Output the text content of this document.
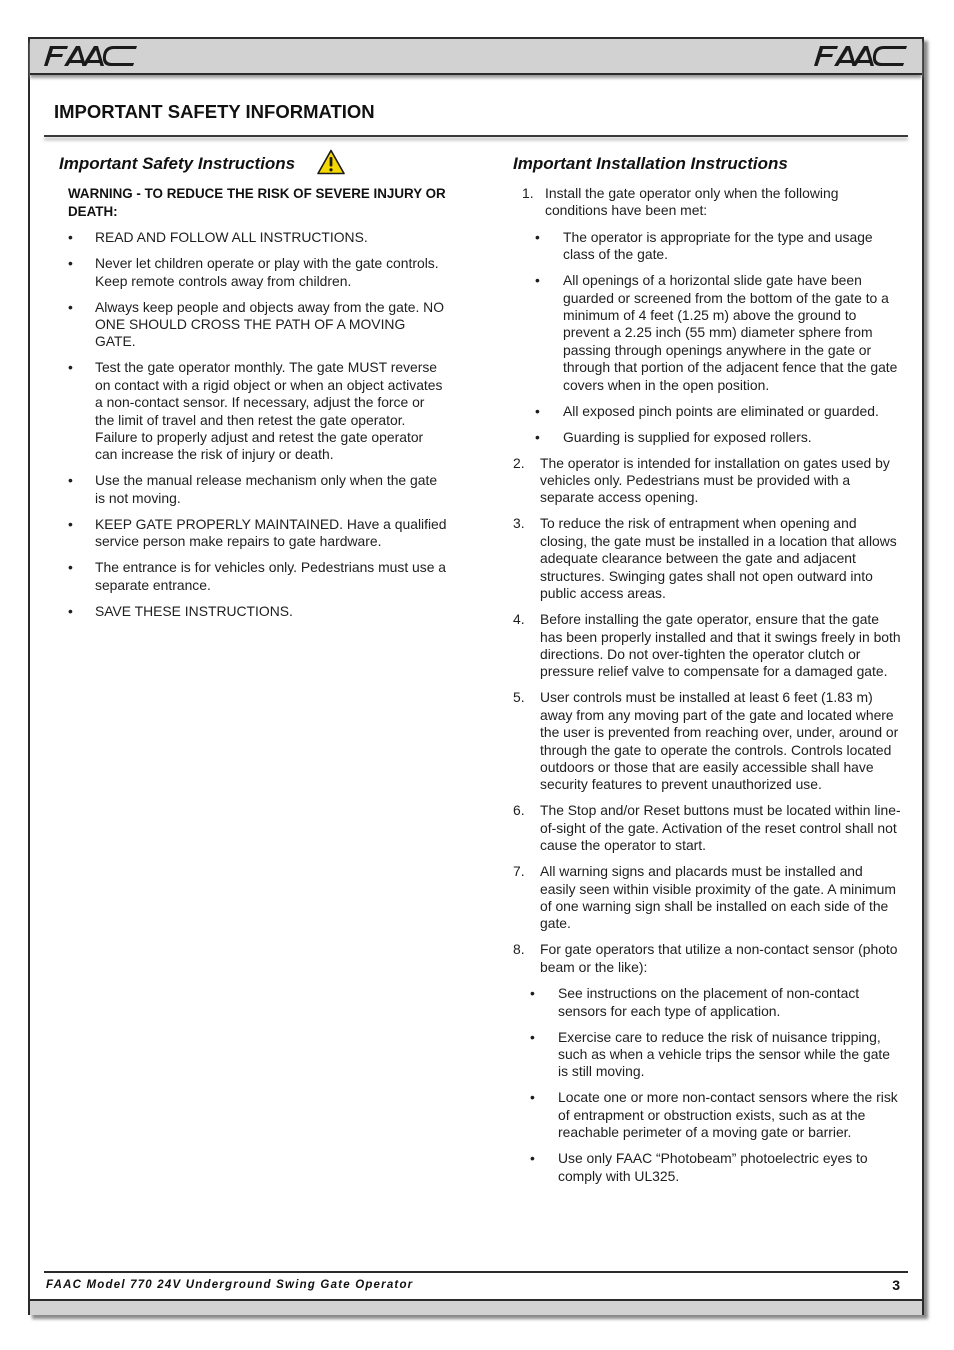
IMPORTANT SAFETY INFORMATION
Important Safety Instructions

WARNING - TO REDUCE THE RISK OF SEVERE INJURY OR DEATH:

• READ AND FOLLOW ALL INSTRUCTIONS.
• Never let children operate or play with the gate controls. Keep remote controls away from children.
• Always keep people and objects away from the gate. NO ONE SHOULD CROSS THE PATH OF A MOVING GATE.
• Test the gate operator monthly. The gate MUST reverse on contact with a rigid object or when an object activates a non-contact sensor. If necessary, adjust the force or the limit of travel and then retest the gate operator. Failure to properly adjust and retest the gate operator can increase the risk of injury or death.
• Use the manual release mechanism only when the gate is not moving.
• KEEP GATE PROPERLY MAINTAINED. Have a qualified service person make repairs to gate hardware.
• The entrance is for vehicles only. Pedestrians must use a separate entrance.
• SAVE THESE INSTRUCTIONS.
Important Installation Instructions
1. Install the gate operator only when the following conditions have been met:
• The operator is appropriate for the type and usage class of the gate.
• All openings of a horizontal slide gate have been guarded or screened from the bottom of the gate to a minimum of 4 feet (1.25 m) above the ground to prevent a 2.25 inch (55 mm) diameter sphere from passing through openings anywhere in the gate or through that portion of the adjacent fence that the gate covers when in the open position.
• All exposed pinch points are eliminated or guarded.
• Guarding is supplied for exposed rollers.
2. The operator is intended for installation on gates used by vehicles only. Pedestrians must be provided with a separate access opening.
3. To reduce the risk of entrapment when opening and closing, the gate must be installed in a location that allows adequate clearance between the gate and adjacent structures. Swinging gates shall not open outward into public access areas.
4. Before installing the gate operator, ensure that the gate has been properly installed and that it swings freely in both directions. Do not over-tighten the operator clutch or pressure relief valve to compensate for a damaged gate.
5. User controls must be installed at least 6 feet (1.83 m) away from any moving part of the gate and located where the user is prevented from reaching over, under, around or through the gate to operate the controls. Controls located outdoors or those that are easily accessible shall have security features to prevent unauthorized use.
6. The Stop and/or Reset buttons must be located within line-of-sight of the gate. Activation of the reset control shall not cause the operator to start.
7. All warning signs and placards must be installed and easily seen within visible proximity of the gate. A minimum of one warning sign shall be installed on each side of the gate.
8. For gate operators that utilize a non-contact sensor (photo beam or the like):
• See instructions on the placement of non-contact sensors for each type of application.
• Exercise care to reduce the risk of nuisance tripping, such as when a vehicle trips the sensor while the gate is still moving.
• Locate one or more non-contact sensors where the risk of entrapment or obstruction exists, such as at the reachable perimeter of a moving gate or barrier.
• Use only FAAC “Photobeam” photoelectric eyes to comply with UL325.
FAAC Model 770 24V Underground Swing Gate Operator	3
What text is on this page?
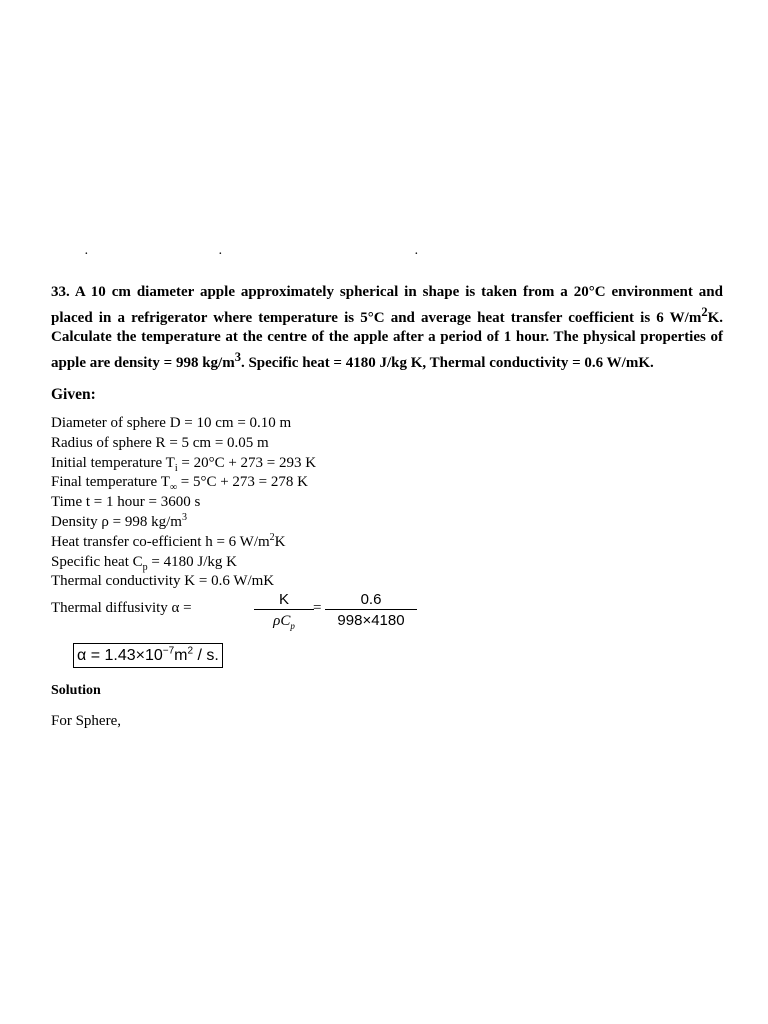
·	·	·
33. A 10 cm diameter apple approximately spherical in shape is taken from a 20°C environment and placed in a refrigerator where temperature is 5°C and average heat transfer coefficient is 6 $W/m^2K$. Calculate the temperature at the centre of the apple after a period of 1 hour. The physical properties of apple are density = 998 $kg/m^3$. Specific heat = 4180 J/kg K, Thermal conductivity = 0.6 W/mK.
Given:
Diameter of sphere D = 10 cm = 0.10 m
Radius of sphere R = 5 cm = 0.05 m
Initial temperature $T_i = 20^\circ C + 273 = 293$ K
Final temperature $T_\infty = 5^\circ C + 273 = 278$ K
Time t = 1 hour = 3600 s
Density ρ = 998 $kg/m^3$
Heat transfer co-efficient h = 6 $W/m^2K$
Specific heat $C_p = 4180$ J/kg K
Thermal conductivity K = 0.6 W/mK
Thermal diffusivity α =	K
$\rho C_p$
= $\frac{0.6}{998\times 4180}$
$\alpha = 1.43\times 10^{-7}m^2 / s$.
Solution
For Sphere,
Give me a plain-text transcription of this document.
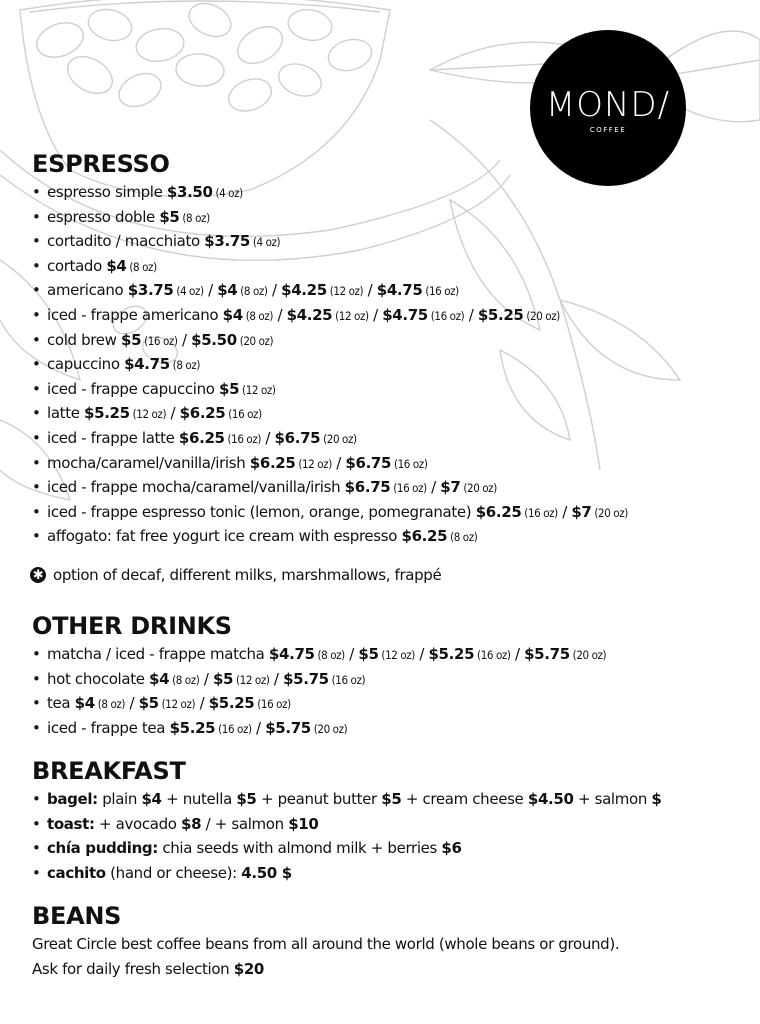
MOND/
COFFEE
ESPRESSO
• espresso simple $3.50 (4 oz)
• espresso doble $5 (8 oz)
• cortadito / macchiato $3.75 (4 oz)
• cortado $4 (8 oz)
• americano $3.75 (4 oz) / $4 (8 oz) / $4.25 (12 oz) / $4.75 (16 oz)
• iced - frappe americano $4 (8 oz) / $4.25 (12 oz) / $4.75 (16 oz) / $5.25 (20 oz)
• cold brew $5 (16 oz) / $5.50 (20 oz)
• capuccino $4.75 (8 oz)
• iced - frappe capuccino $5 (12 oz)
• latte $5.25 (12 oz) / $6.25 (16 oz)
• iced - frappe latte $6.25 (16 oz) / $6.75 (20 oz)
• mocha/caramel/vanilla/irish $6.25 (12 oz) / $6.75 (16 oz)
• iced - frappe mocha/caramel/vanilla/irish $6.75 (16 oz) / $7 (20 oz)
• iced - frappe espresso tonic (lemon, orange, pomegranate) $6.25 (16 oz) / $7 (20 oz)
• affogato: fat free yogurt ice cream with espresso $6.25 (8 oz)
✱ option of decaf, different milks, marshmallows, frappé
OTHER DRINKS
• matcha / iced - frappe matcha $4.75 (8 oz) / $5 (12 oz) / $5.25 (16 oz) / $5.75 (20 oz)
• hot chocolate $4 (8 oz) / $5 (12 oz) / $5.75 (16 oz)
• tea $4 (8 oz) / $5 (12 oz) / $5.25 (16 oz)
• iced - frappe tea $5.25 (16 oz) / $5.75 (20 oz)
BREAKFAST
• bagel: plain $4 + nutella $5 + peanut butter $5 + cream cheese $4.50 + salmon $
• toast: + avocado $8 / + salmon $10
• chía pudding: chia seeds with almond milk + berries $6
• cachito (hand or cheese): 4.50 $
BEANS
Great Circle best coffee beans from all around the world (whole beans or ground).
Ask for daily fresh selection $20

▶ _Exercise details_
Extract every line of the records above that contains the word "Pedestrians".

▶ _Complete answer_
• The entrance is for vehicles only. Pedestrians must use a separate entrance.
2. The operator is intended for installation on gates used by vehicles only. Pedestrians must be provided with a separate access opening.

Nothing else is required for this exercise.